··· Data for processing

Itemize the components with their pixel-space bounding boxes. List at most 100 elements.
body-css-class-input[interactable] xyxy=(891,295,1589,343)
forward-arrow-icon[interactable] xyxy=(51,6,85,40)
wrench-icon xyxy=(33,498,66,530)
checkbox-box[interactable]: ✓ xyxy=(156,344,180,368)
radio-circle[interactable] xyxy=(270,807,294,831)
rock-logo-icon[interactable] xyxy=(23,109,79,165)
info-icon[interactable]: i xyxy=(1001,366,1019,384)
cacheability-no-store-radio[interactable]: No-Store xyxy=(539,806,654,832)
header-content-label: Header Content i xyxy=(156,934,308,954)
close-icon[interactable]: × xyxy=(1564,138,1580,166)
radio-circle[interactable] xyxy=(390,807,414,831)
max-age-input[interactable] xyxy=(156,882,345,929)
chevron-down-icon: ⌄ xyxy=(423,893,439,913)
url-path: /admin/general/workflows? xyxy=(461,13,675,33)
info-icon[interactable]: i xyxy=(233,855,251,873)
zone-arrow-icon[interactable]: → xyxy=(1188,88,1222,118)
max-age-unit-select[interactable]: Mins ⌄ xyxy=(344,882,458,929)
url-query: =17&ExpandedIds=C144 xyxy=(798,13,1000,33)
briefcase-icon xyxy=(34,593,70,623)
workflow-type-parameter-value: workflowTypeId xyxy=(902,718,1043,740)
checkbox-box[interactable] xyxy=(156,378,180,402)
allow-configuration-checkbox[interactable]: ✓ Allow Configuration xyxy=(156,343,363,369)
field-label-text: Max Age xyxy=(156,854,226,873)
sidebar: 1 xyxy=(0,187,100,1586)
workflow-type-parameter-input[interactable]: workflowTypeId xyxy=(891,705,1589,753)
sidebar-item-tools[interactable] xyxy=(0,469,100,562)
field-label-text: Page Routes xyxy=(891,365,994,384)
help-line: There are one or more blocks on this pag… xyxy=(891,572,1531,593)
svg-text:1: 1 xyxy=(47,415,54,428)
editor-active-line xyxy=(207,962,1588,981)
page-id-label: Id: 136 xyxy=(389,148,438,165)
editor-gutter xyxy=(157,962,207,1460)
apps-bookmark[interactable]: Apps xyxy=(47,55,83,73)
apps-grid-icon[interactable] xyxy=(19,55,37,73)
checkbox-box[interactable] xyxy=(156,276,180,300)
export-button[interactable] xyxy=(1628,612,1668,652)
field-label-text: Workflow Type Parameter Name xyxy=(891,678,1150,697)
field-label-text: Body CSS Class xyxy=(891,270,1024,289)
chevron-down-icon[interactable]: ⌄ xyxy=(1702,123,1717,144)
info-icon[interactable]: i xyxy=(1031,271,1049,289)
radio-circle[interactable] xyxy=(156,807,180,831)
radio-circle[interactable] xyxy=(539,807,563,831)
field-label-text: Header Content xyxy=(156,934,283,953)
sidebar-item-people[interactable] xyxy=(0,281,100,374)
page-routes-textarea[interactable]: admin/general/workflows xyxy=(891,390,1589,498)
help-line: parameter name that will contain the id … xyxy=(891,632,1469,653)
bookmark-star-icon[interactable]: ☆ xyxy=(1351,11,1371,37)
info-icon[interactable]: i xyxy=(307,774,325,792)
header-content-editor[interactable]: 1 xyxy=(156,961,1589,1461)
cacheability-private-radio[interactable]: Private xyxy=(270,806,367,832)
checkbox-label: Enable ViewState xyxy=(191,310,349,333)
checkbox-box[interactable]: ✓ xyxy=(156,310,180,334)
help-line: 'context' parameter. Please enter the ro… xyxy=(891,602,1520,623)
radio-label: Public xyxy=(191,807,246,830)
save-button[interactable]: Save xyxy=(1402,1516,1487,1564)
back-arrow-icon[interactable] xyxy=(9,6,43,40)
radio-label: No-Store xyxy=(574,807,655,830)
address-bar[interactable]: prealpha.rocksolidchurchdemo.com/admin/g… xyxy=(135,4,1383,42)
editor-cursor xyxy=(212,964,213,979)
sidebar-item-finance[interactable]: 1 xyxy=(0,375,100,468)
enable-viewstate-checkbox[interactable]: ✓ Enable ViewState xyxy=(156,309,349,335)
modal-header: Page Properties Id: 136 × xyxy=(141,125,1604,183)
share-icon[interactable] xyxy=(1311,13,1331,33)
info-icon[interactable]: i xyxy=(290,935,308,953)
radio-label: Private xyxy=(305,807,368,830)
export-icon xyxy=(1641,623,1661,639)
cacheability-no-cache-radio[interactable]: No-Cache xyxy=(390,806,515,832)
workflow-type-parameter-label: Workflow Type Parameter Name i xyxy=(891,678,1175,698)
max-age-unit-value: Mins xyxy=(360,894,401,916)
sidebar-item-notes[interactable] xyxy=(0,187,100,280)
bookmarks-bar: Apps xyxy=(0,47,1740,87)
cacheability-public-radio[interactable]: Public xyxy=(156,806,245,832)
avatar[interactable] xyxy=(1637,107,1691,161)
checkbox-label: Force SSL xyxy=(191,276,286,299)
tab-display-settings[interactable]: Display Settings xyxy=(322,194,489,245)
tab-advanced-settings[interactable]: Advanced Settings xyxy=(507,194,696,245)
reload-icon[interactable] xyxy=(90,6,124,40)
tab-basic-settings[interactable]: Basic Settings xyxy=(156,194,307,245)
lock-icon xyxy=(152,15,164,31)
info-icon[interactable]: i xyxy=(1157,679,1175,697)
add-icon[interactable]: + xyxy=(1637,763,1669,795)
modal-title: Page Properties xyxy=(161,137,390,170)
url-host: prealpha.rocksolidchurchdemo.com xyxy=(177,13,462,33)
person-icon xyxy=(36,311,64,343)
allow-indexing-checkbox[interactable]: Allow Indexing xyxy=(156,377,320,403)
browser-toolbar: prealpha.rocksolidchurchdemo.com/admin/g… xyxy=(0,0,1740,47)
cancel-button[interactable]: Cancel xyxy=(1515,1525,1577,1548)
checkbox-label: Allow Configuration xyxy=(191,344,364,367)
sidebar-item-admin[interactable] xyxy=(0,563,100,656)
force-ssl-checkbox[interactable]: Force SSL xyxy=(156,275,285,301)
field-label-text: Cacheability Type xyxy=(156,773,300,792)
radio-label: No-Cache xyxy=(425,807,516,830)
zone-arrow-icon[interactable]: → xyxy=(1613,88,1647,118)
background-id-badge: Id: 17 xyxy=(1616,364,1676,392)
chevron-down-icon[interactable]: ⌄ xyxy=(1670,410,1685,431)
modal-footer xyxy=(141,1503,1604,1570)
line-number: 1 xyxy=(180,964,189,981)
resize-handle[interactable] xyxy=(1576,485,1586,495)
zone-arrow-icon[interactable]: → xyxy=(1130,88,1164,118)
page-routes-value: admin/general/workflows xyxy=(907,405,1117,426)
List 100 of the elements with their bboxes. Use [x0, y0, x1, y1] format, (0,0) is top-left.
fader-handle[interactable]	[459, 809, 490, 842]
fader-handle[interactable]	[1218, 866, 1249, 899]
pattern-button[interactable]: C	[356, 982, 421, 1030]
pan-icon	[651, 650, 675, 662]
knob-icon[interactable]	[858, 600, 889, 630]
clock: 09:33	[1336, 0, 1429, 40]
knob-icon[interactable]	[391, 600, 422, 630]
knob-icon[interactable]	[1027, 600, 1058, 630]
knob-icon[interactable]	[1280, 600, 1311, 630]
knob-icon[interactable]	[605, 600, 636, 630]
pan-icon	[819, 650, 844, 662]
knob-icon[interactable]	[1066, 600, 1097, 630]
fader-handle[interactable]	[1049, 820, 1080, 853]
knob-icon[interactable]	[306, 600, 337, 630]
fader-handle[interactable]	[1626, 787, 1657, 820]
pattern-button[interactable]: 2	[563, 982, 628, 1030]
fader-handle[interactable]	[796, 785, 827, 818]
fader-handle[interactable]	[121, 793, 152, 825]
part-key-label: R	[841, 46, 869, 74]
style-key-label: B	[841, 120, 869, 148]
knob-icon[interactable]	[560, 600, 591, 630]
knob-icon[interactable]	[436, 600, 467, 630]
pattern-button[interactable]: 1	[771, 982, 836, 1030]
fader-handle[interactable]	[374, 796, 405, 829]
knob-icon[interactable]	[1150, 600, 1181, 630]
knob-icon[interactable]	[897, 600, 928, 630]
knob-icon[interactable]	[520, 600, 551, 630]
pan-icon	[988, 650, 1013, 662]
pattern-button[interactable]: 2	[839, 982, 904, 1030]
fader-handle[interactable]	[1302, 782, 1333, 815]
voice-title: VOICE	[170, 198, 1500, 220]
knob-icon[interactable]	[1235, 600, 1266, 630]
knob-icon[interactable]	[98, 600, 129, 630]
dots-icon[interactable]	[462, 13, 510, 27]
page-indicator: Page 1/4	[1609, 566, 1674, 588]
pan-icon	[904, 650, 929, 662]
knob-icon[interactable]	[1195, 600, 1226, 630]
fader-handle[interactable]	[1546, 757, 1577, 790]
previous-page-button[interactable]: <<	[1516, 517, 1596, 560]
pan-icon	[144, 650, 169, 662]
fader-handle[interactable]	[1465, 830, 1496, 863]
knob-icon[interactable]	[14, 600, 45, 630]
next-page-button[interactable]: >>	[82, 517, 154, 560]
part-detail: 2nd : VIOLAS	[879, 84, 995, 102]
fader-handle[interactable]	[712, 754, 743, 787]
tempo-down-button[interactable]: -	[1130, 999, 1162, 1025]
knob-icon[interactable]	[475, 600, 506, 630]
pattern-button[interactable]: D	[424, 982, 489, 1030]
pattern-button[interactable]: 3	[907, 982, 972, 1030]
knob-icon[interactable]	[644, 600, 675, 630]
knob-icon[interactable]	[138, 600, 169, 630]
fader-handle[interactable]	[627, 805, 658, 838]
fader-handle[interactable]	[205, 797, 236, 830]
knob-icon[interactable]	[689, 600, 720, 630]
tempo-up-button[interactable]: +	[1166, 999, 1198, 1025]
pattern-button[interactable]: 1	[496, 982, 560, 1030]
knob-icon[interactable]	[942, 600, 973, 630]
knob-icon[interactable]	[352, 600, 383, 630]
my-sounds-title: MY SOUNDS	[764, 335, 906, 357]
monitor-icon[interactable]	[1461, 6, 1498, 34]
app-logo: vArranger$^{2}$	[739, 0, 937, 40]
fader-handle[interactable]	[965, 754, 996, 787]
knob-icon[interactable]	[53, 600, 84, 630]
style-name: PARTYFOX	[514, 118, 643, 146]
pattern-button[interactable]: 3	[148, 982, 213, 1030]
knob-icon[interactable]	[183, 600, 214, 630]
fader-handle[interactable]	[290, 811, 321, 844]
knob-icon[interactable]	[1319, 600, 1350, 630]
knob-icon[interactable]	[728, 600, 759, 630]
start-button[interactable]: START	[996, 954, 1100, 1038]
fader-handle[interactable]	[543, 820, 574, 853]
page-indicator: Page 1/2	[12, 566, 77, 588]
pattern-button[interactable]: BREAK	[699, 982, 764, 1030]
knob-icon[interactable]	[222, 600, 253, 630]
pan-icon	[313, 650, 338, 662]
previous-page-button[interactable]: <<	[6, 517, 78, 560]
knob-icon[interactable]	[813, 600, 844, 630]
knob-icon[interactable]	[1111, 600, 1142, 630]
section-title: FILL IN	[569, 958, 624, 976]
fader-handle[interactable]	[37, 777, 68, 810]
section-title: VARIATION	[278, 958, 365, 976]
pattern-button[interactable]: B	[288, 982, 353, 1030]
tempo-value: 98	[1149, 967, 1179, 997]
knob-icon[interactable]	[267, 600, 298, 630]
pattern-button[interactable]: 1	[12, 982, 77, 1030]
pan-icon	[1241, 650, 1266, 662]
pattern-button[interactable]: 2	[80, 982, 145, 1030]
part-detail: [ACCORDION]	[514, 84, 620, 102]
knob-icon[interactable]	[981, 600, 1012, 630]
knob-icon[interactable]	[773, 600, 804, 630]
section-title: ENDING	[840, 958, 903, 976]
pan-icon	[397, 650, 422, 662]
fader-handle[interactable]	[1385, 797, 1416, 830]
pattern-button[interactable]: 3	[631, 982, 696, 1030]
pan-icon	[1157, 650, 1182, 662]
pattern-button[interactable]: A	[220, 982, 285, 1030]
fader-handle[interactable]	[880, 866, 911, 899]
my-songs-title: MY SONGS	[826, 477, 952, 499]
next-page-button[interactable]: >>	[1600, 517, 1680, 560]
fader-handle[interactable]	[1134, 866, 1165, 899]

······

▸ Short problem
Can you rewrite the rows from the start through the line with "briefcase-icon xyxy=(34,593,70,623)", changing every "radio-circle" to "radio-button" and leaving everything else the same?

▸ Reply
Itemize the components with their pixel-space bounding boxes. List at most 100 elements.
body-css-class-input[interactable] xyxy=(891,295,1589,343)
forward-arrow-icon[interactable] xyxy=(51,6,85,40)
wrench-icon xyxy=(33,498,66,530)
checkbox-box[interactable]: ✓ xyxy=(156,344,180,368)
radio-button[interactable] xyxy=(270,807,294,831)
rock-logo-icon[interactable] xyxy=(23,109,79,165)
info-icon[interactable]: i xyxy=(1001,366,1019,384)
cacheability-no-store-radio[interactable]: No-Store xyxy=(539,806,654,832)
header-content-label: Header Content i xyxy=(156,934,308,954)
close-icon[interactable]: × xyxy=(1564,138,1580,166)
radio-button[interactable] xyxy=(390,807,414,831)
max-age-input[interactable] xyxy=(156,882,345,929)
chevron-down-icon: ⌄ xyxy=(423,893,439,913)
url-path: /admin/general/workflows? xyxy=(461,13,675,33)
info-icon[interactable]: i xyxy=(233,855,251,873)
zone-arrow-icon[interactable]: → xyxy=(1188,88,1222,118)
max-age-unit-select[interactable]: Mins ⌄ xyxy=(344,882,458,929)
url-query: =17&ExpandedIds=C144 xyxy=(798,13,1000,33)
briefcase-icon xyxy=(34,593,70,623)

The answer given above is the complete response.